STATED PROBLEM — What is the count of lines in the listing below that hold the string "Алтайской"? Reply with that number alone.

Recorded data —
=-=-=

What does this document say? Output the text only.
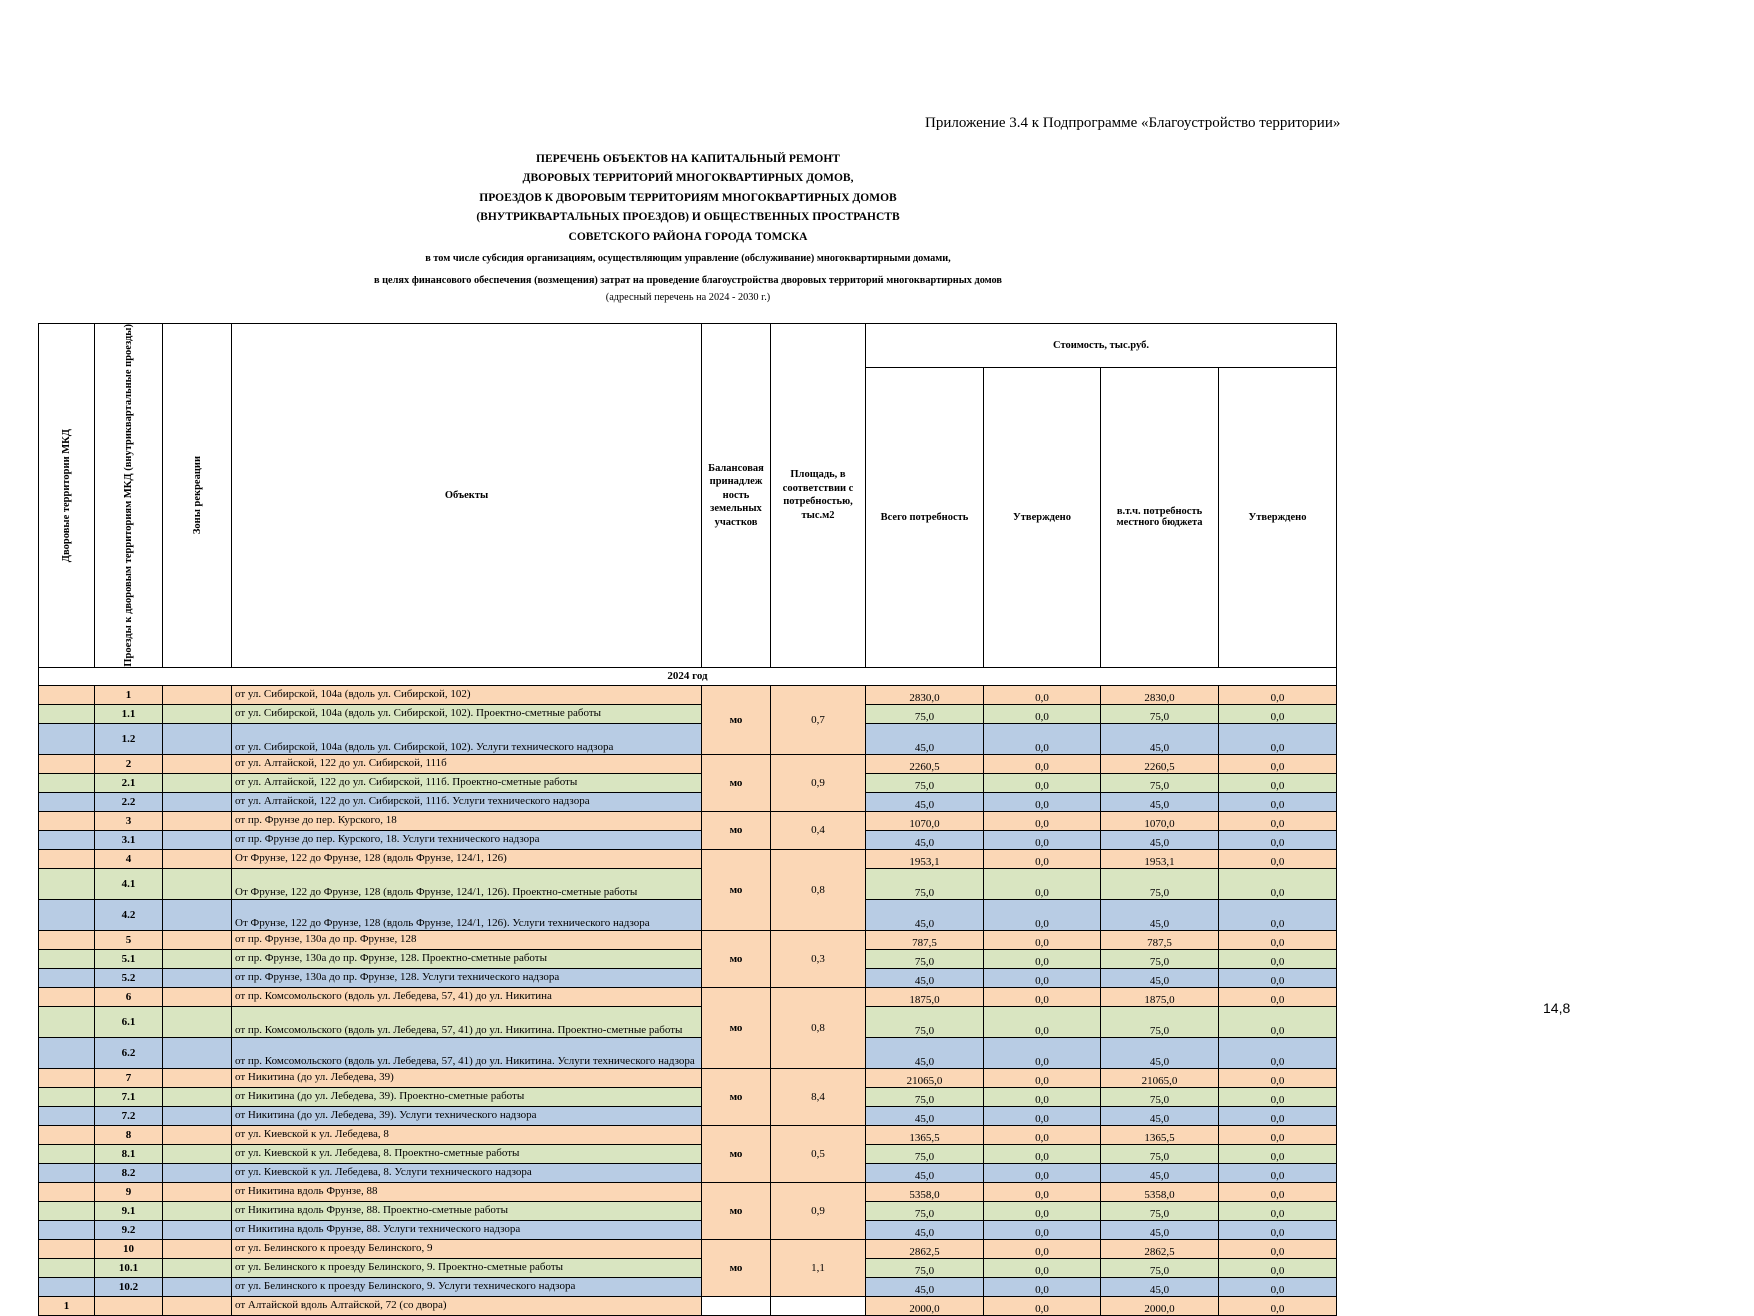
Приложение 3.4 к Подпрограмме «Благоустройство территории»
ПЕРЕЧЕНЬ ОБЪЕКТОВ НА КАПИТАЛЬНЫЙ РЕМОНТ
ДВОРОВЫХ ТЕРРИТОРИЙ МНОГОКВАРТИРНЫХ ДОМОВ,
ПРОЕЗДОВ К ДВОРОВЫМ ТЕРРИТОРИЯМ МНОГОКВАРТИРНЫХ ДОМОВ
(ВНУТРИКВАРТАЛЬНЫХ ПРОЕЗДОВ) И ОБЩЕСТВЕННЫХ ПРОСТРАНСТВ
СОВЕТСКОГО РАЙОНА ГОРОДА ТОМСКА
в том числе субсидия организациям, осуществляющим управление (обслуживание) многоквартирными домами,
в целях финансового обеспечения (возмещения) затрат на проведение благоустройства дворовых территорий многоквартирных домов
(адресный перечень на 2024 - 2030 г.)
14,8
Дворовые территории МКД	Проезды к дворовым территориям МКД (внутриквартальные проезды)	Зоны рекреации	Объекты	Балансовая принадлеж ность земельных участков	Площадь, в соответствии с потребностью, тыс.м2	Стоимость, тыс.руб.			
						Всего потребность	Утверждено	в.т.ч. потребность местного бюджета	Утверждено
2024 год									
	1		от ул. Сибирской, 104а (вдоль ул. Сибирской, 102)	мо	0,7	2830,0	0,0	2830,0	0,0
	1.1		от ул. Сибирской, 104а (вдоль ул. Сибирской, 102). Проектно-сметные работы			75,0	0,0	75,0	0,0
	1.2		от ул. Сибирской, 104а (вдоль ул. Сибирской, 102). Услуги технического надзора			45,0	0,0	45,0	0,0
	2		от ул. Алтайской, 122 до ул. Сибирской, 111б	мо	0,9	2260,5	0,0	2260,5	0,0
	2.1		от ул. Алтайской, 122 до ул. Сибирской, 111б. Проектно-сметные работы			75,0	0,0	75,0	0,0
	2.2		от ул. Алтайской, 122 до ул. Сибирской, 111б. Услуги технического надзора			45,0	0,0	45,0	0,0
	3		от пр. Фрунзе до пер. Курского, 18	мо	0,4	1070,0	0,0	1070,0	0,0
	3.1		от пр. Фрунзе до пер. Курского, 18. Услуги технического надзора			45,0	0,0	45,0	0,0
	4		От Фрунзе, 122 до Фрунзе, 128 (вдоль Фрунзе, 124/1, 126)	мо	0,8	1953,1	0,0	1953,1	0,0
	4.1		От Фрунзе, 122 до Фрунзе, 128 (вдоль Фрунзе, 124/1, 126). Проектно-сметные работы			75,0	0,0	75,0	0,0
	4.2		От Фрунзе, 122 до Фрунзе, 128 (вдоль Фрунзе, 124/1, 126). Услуги технического надзора			45,0	0,0	45,0	0,0
	5		от пр. Фрунзе, 130а до пр. Фрунзе, 128	мо	0,3	787,5	0,0	787,5	0,0
	5.1		от пр. Фрунзе, 130а до пр. Фрунзе, 128. Проектно-сметные работы			75,0	0,0	75,0	0,0
	5.2		от пр. Фрунзе, 130а до пр. Фрунзе, 128. Услуги технического надзора			45,0	0,0	45,0	0,0
	6		от пр. Комсомольского (вдоль ул. Лебедева, 57, 41) до ул. Никитина	мо	0,8	1875,0	0,0	1875,0	0,0
	6.1		от пр. Комсомольского (вдоль ул. Лебедева, 57, 41) до ул. Никитина. Проектно-сметные работы			75,0	0,0	75,0	0,0
	6.2		от пр. Комсомольского (вдоль ул. Лебедева, 57, 41) до ул. Никитина. Услуги технического надзора			45,0	0,0	45,0	0,0
	7		от Никитина (до ул. Лебедева, 39)	мо	8,4	21065,0	0,0	21065,0	0,0
	7.1		от Никитина (до ул. Лебедева, 39). Проектно-сметные работы			75,0	0,0	75,0	0,0
	7.2		от Никитина (до ул. Лебедева, 39). Услуги технического надзора			45,0	0,0	45,0	0,0
	8		от ул. Киевской к ул. Лебедева, 8	мо	0,5	1365,5	0,0	1365,5	0,0
	8.1		от ул. Киевской к ул. Лебедева, 8. Проектно-сметные работы			75,0	0,0	75,0	0,0
	8.2		от ул. Киевской к ул. Лебедева, 8. Услуги технического надзора			45,0	0,0	45,0	0,0
	9		от Никитина вдоль Фрунзе, 88	мо	0,9	5358,0	0,0	5358,0	0,0
	9.1		от Никитина вдоль Фрунзе, 88. Проектно-сметные работы			75,0	0,0	75,0	0,0
	9.2		от Никитина вдоль Фрунзе, 88. Услуги технического надзора			45,0	0,0	45,0	0,0
	10		от ул. Белинского к проезду Белинского, 9	мо	1,1	2862,5	0,0	2862,5	0,0
	10.1		от ул. Белинского к проезду Белинского, 9. Проектно-сметные работы			75,0	0,0	75,0	0,0
	10.2		от ул. Белинского к проезду Белинского, 9. Услуги технического надзора			45,0	0,0	45,0	0,0
1			от Алтайской вдоль Алтайской, 72 (со двора)			2000,0	0,0	2000,0	0,0
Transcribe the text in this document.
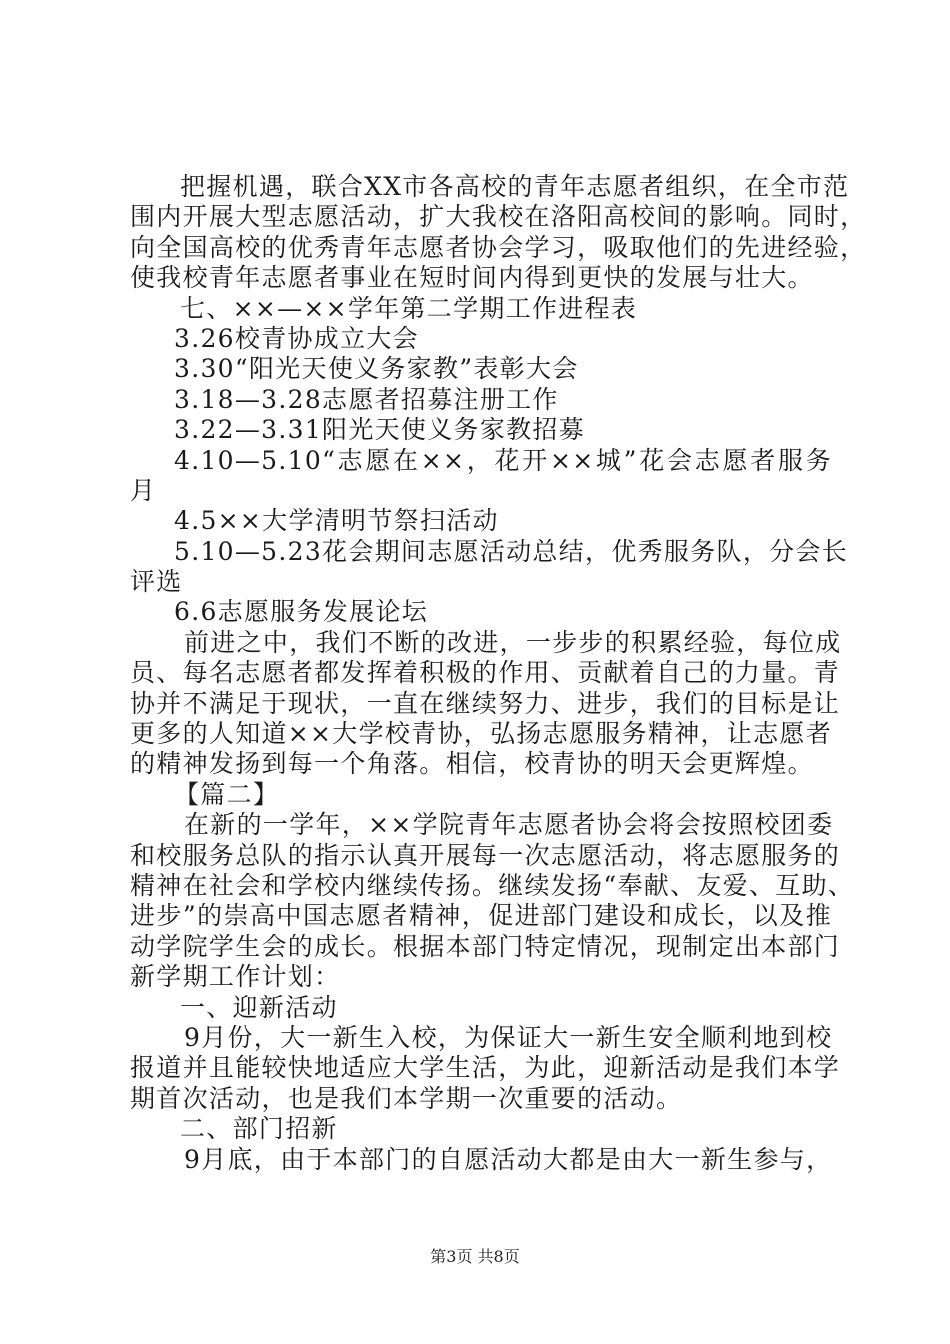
把握机遇，联合XX市各高校的青年志愿者组织，在全市范
围内开展大型志愿活动，扩大我校在洛阳高校间的影响。同时，
向全国高校的优秀青年志愿者协会学习，吸取他们的先进经验，
使我校青年志愿者事业在短时间内得到更快的发展与壮大。
七、××—××学年第二学期工作进程表
3.26校青协成立大会
3.30“阳光天使义务家教”表彰大会
3.18—3.28志愿者招募注册工作
3.22—3.31阳光天使义务家教招募
4.10—5.10“志愿在××，花开××城”花会志愿者服务
月
4.5××大学清明节祭扫活动
5.10—5.23花会期间志愿活动总结，优秀服务队，分会长
评选
6.6志愿服务发展论坛
前进之中，我们不断的改进，一步步的积累经验，每位成
员、每名志愿者都发挥着积极的作用、贡献着自己的力量。青
协并不满足于现状，一直在继续努力、进步，我们的目标是让
更多的人知道××大学校青协，弘扬志愿服务精神，让志愿者
的精神发扬到每一个角落。相信，校青协的明天会更辉煌。
【篇二】
在新的一学年，××学院青年志愿者协会将会按照校团委
和校服务总队的指示认真开展每一次志愿活动，将志愿服务的
精神在社会和学校内继续传扬。继续发扬“奉献、友爱、互助、
进步”的崇高中国志愿者精神，促进部门建设和成长，以及推
动学院学生会的成长。根据本部门特定情况，现制定出本部门
新学期工作计划：
一、迎新活动
9月份，大一新生入校，为保证大一新生安全顺利地到校
报道并且能较快地适应大学生活，为此，迎新活动是我们本学
期首次活动，也是我们本学期一次重要的活动。
二、部门招新
9月底，由于本部门的自愿活动大都是由大一新生参与，
第3页 共8页
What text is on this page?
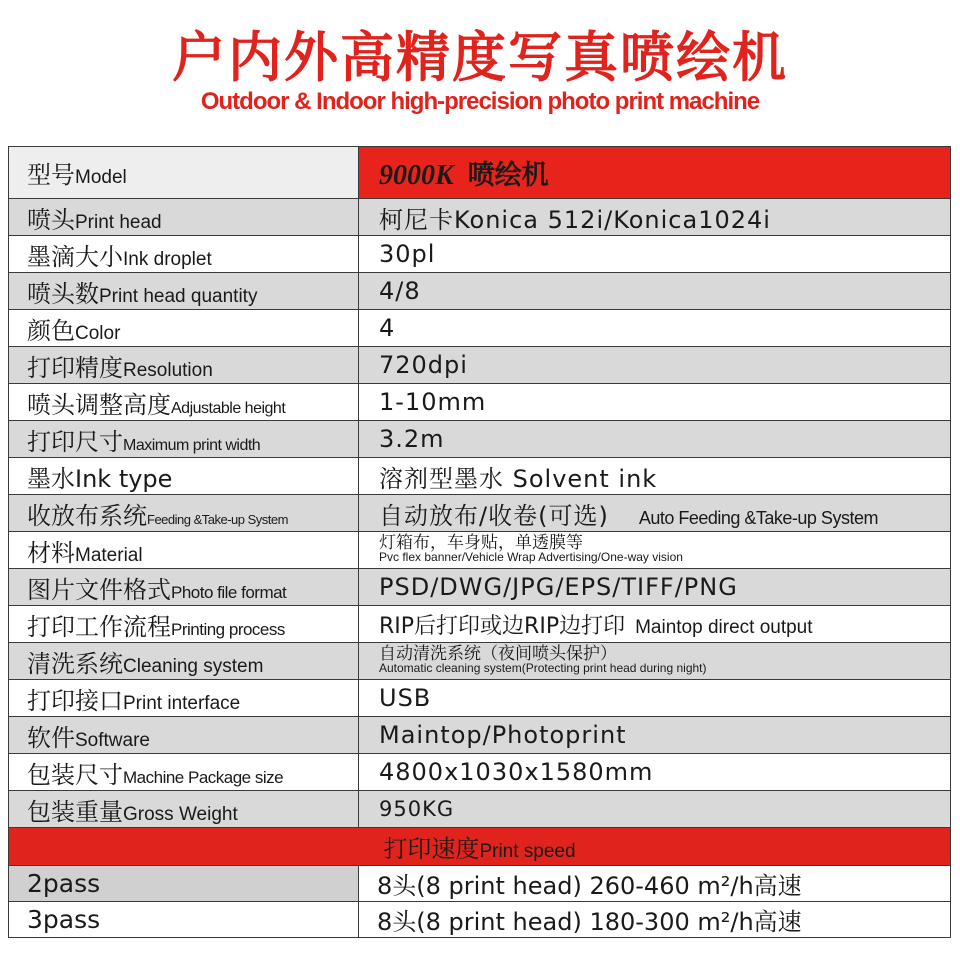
户内外高精度写真喷绘机
Outdoor & Indoor high-precision photo print machine
型号Model	9000K 喷绘机
喷头Print head	柯尼卡Konica 512i/Konica1024i
墨滴大小Ink droplet	30pl
喷头数Print head quantity	4/8
颜色Color	4
打印精度Resolution	720dpi
喷头调整高度Adjustable height	1-10mm
打印尺寸Maximum print width	3.2m
墨水Ink type	溶剂型墨水 Solvent ink
收放布系统Feeding &Take-up System	自动放布/收卷(可选) Auto Feeding &Take-up System
材料Material	灯箱布，车身贴，单透膜等
Pvc flex banner/Vehicle Wrap Advertising/One-way vision

图片文件格式Photo file format	PSD/DWG/JPG/EPS/TIFF/PNG
打印工作流程Printing process	RIP后打印或边RIP边打印 Maintop direct output
清洗系统Cleaning system	自动清洗系统（夜间喷头保护）
Automatic cleaning system(Protecting print head during night)

打印接口Print interface	USB
软件Software	Maintop/Photoprint
包装尺寸Machine Package size	4800x1030x1580mm
包装重量Gross Weight	950KG
打印速度Print speed	
2pass	8头(8 print head) 260-460 m²/h高速
3pass	8头(8 print head) 180-300 m²/h高速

=-=-=

WORKED ANSWER — 4